(Stored records)
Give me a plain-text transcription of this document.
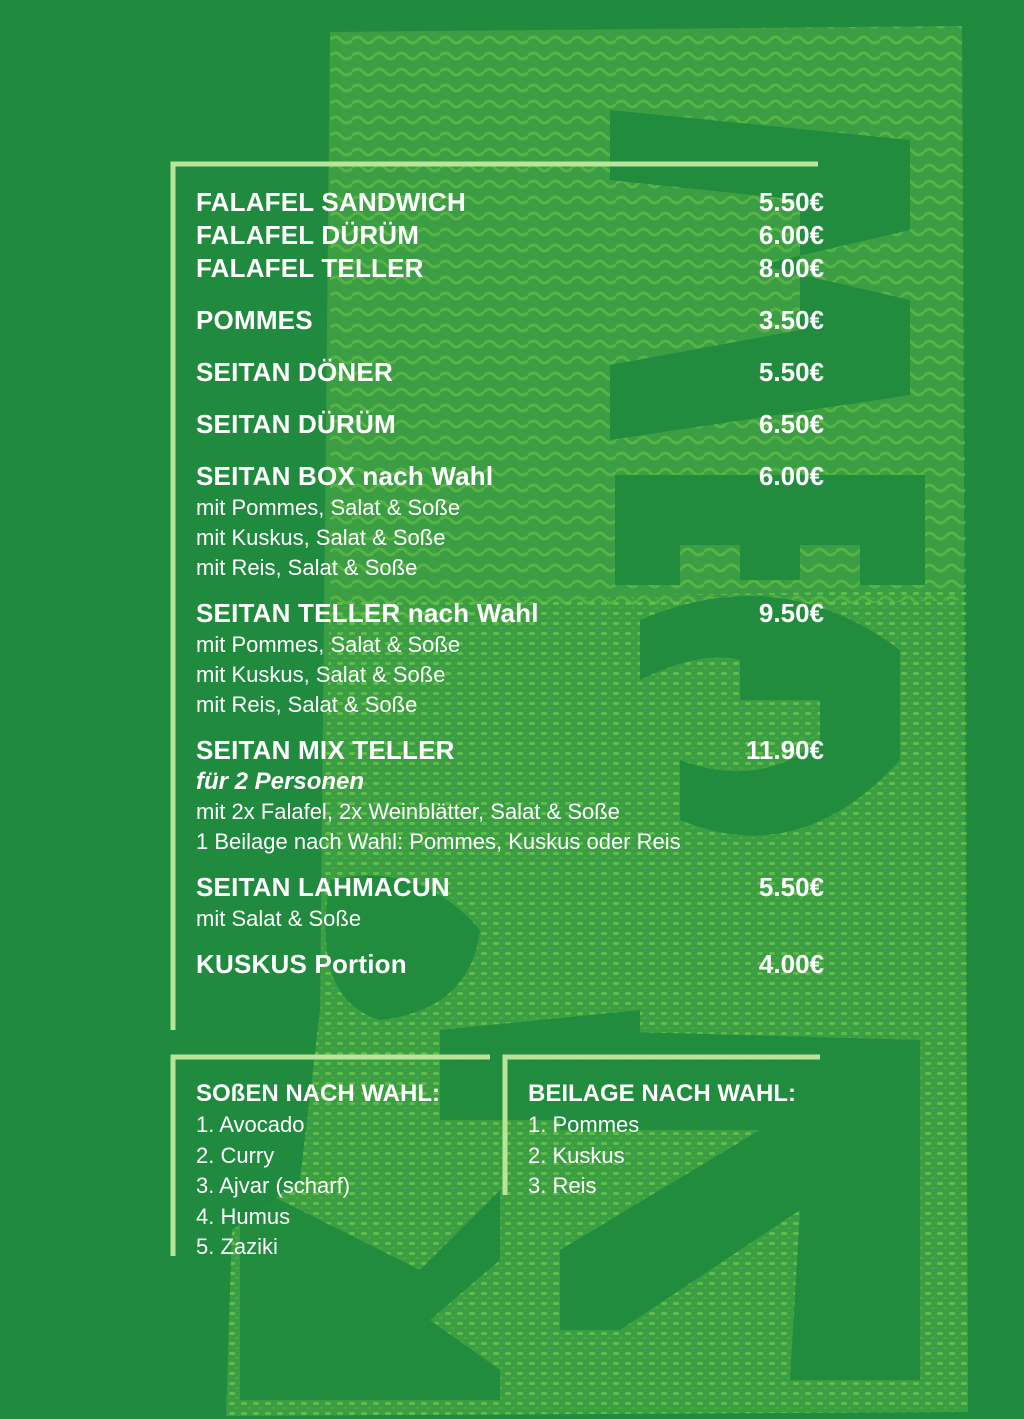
FALAFEL SANDWICH	5.50€
FALAFEL DÜRÜM	6.00€
FALAFEL TELLER	8.00€
POMMES	3.50€
SEITAN DÖNER	5.50€
SEITAN DÜRÜM	6.50€
SEITAN BOX nach Wahl	6.00€
mit Pommes, Salat & Soße
mit Kuskus, Salat & Soße
mit Reis, Salat & Soße
SEITAN TELLER nach Wahl	9.50€
mit Pommes, Salat & Soße
mit Kuskus, Salat & Soße
mit Reis, Salat & Soße
SEITAN MIX TELLER	11.90€
für 2 Personen
mit 2x Falafel, 2x Weinblätter, Salat & Soße
1 Beilage nach Wahl: Pommes, Kuskus oder Reis
SEITAN LAHMACUN	5.50€
mit Salat & Soße
KUSKUS Portion	4.00€
SOßEN NACH WAHL:
1. Avocado
2. Curry
3. Ajvar (scharf)
4. Humus
5. Zaziki
BEILAGE NACH WAHL:
1. Pommes
2. Kuskus
3. Reis
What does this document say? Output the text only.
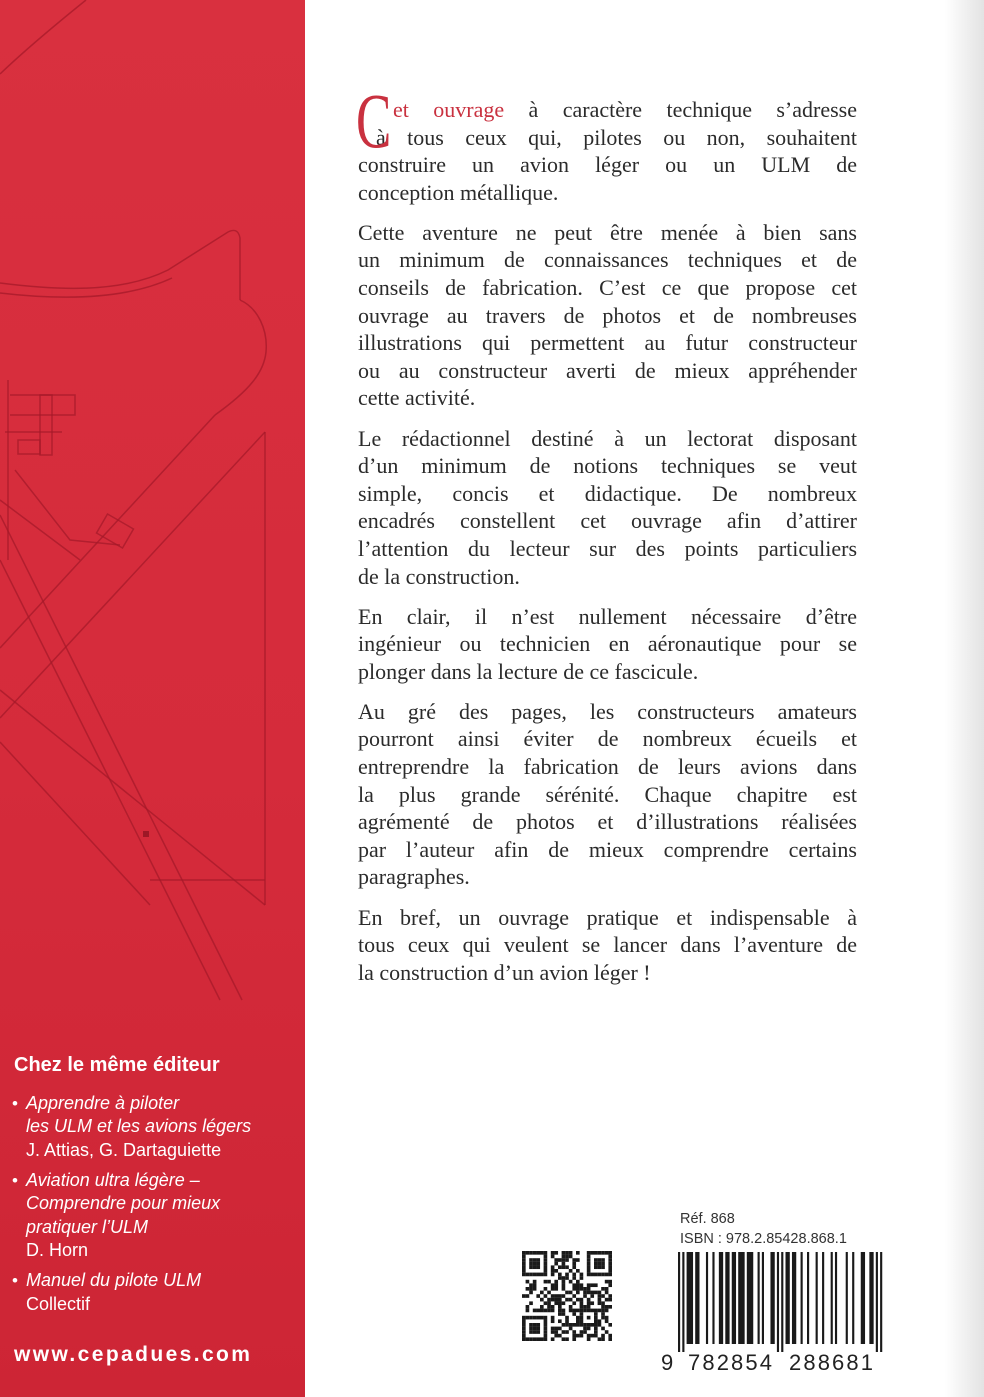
Chez le même éditeur
• Apprendre à piloter
les ULM et les avions légers
J. Attias, G. Dartaguiette
• Aviation ultra légère –
Comprendre pour mieux
pratiquer l’ULM
D. Horn
• Manuel du pilote ULM
Collectif
www.cepadues.com
C et ouvrage à caractère technique s’adresse
à tous ceux qui, pilotes ou non, souhaitent
construire un avion léger ou un ULM de
conception métallique.
Cette aventure ne peut être menée à bien sans
un minimum de connaissances techniques et de
conseils de fabrication. C’est ce que propose cet
ouvrage au travers de photos et de nombreuses
illustrations qui permettent au futur constructeur
ou au constructeur averti de mieux appréhender
cette activité.
Le rédactionnel destiné à un lectorat disposant
d’un minimum de notions techniques se veut
simple, concis et didactique. De nombreux
encadrés constellent cet ouvrage afin d’attirer
l’attention du lecteur sur des points particuliers
de la construction.
En clair, il n’est nullement nécessaire d’être
ingénieur ou technicien en aéronautique pour se
plonger dans la lecture de ce fascicule.
Au gré des pages, les constructeurs amateurs
pourront ainsi éviter de nombreux écueils et
entreprendre la fabrication de leurs avions dans
la plus grande sérénité. Chaque chapitre est
agrémenté de photos et d’illustrations réalisées
par l’auteur afin de mieux comprendre certains
paragraphes.
En bref, un ouvrage pratique et indispensable à
tous ceux qui veulent se lancer dans l’aventure de
la construction d’un avion léger !
Réf. 868
ISBN : 978.2.85428.868.1
9 782854 288681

-- Exercise task --
Copy exactly the lines from the line containing "What does this" through the last line of the records above, both included, and leave out any pictures.

-- Solution to the exercise --
What does this document say? Output the text only.
Chez le même éditeur
• Apprendre à piloter
les ULM et les avions légers
J. Attias, G. Dartaguiette
• Aviation ultra légère –
Comprendre pour mieux
pratiquer l’ULM
D. Horn
• Manuel du pilote ULM
Collectif
www.cepadues.com
C et ouvrage à caractère technique s’adresse
à tous ceux qui, pilotes ou non, souhaitent
construire un avion léger ou un ULM de
conception métallique.
Cette aventure ne peut être menée à bien sans
un minimum de connaissances techniques et de
conseils de fabrication. C’est ce que propose cet
ouvrage au travers de photos et de nombreuses
illustrations qui permettent au futur constructeur
ou au constructeur averti de mieux appréhender
cette activité.
Le rédactionnel destiné à un lectorat disposant
d’un minimum de notions techniques se veut
simple, concis et didactique. De nombreux
encadrés constellent cet ouvrage afin d’attirer
l’attention du lecteur sur des points particuliers
de la construction.
En clair, il n’est nullement nécessaire d’être
ingénieur ou technicien en aéronautique pour se
plonger dans la lecture de ce fascicule.
Au gré des pages, les constructeurs amateurs
pourront ainsi éviter de nombreux écueils et
entreprendre la fabrication de leurs avions dans
la plus grande sérénité. Chaque chapitre est
agrémenté de photos et d’illustrations réalisées
par l’auteur afin de mieux comprendre certains
paragraphes.
En bref, un ouvrage pratique et indispensable à
tous ceux qui veulent se lancer dans l’aventure de
la construction d’un avion léger !
Réf. 868
ISBN : 978.2.85428.868.1
9 782854 288681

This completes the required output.